**Working data:**
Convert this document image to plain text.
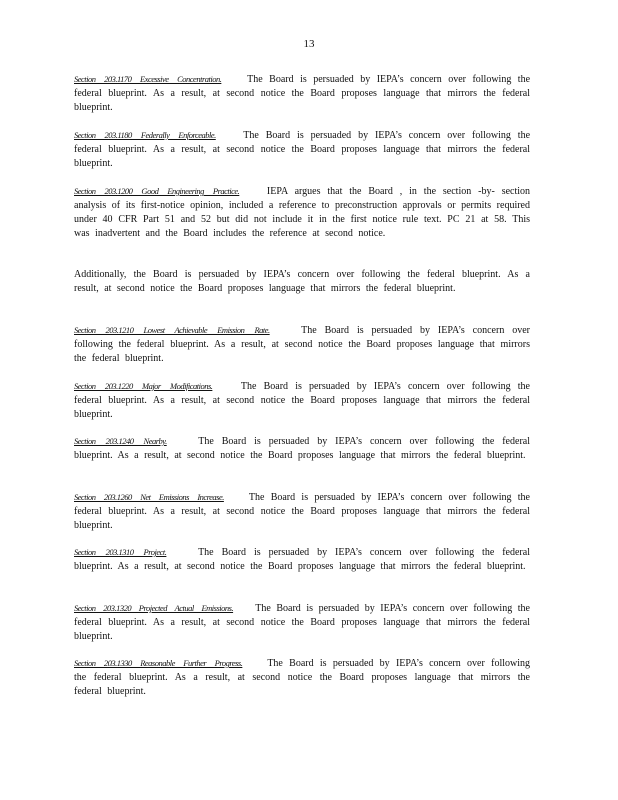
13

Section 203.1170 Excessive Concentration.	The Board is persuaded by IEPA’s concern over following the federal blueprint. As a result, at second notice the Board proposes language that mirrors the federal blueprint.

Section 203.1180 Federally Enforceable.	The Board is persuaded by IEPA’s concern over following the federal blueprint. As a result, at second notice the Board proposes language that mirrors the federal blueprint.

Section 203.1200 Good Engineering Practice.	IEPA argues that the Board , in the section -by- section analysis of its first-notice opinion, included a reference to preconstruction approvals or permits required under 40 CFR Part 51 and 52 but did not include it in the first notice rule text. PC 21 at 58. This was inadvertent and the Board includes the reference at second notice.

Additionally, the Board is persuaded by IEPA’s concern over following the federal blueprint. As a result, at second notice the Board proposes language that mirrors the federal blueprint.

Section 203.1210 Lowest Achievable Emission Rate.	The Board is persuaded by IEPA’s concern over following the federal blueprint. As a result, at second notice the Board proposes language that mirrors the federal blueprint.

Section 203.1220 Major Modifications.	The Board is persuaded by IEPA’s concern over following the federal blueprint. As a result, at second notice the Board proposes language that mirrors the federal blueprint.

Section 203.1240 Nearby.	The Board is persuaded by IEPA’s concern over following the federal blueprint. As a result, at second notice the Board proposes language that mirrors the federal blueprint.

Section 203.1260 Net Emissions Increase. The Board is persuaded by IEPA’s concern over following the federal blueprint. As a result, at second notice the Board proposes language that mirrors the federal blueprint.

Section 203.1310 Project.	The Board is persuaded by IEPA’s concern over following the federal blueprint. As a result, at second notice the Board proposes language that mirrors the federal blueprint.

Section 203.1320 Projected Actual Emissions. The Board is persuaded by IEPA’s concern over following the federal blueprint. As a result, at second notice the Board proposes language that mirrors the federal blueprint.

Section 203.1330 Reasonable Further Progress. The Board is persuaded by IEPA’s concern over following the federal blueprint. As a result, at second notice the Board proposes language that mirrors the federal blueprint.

==

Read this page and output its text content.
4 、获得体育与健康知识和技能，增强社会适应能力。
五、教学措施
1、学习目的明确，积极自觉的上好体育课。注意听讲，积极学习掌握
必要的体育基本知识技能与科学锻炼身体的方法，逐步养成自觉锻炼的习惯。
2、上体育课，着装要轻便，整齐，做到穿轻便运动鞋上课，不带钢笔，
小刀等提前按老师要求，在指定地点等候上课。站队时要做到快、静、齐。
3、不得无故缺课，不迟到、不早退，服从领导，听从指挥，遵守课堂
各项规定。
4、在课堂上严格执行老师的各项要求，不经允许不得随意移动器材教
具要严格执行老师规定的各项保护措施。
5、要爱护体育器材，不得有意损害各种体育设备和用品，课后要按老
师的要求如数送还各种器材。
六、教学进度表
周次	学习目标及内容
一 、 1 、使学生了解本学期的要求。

**What is required:**
In the records above, locate every line with the string "text" and copy it.

**Solution to this exercise:**
Convert this document image to plain text.
Section 203.1200 Good Engineering Practice.	IEPA argues that the Board , in the section -by- section analysis of its first-notice opinion, included a reference to preconstruction approvals or permits required under 40 CFR Part 51 and 52 but did not include it in the first notice rule text. PC 21 at 58. This was inadvertent and the Board includes the reference at second notice.
Read this page and output its text content.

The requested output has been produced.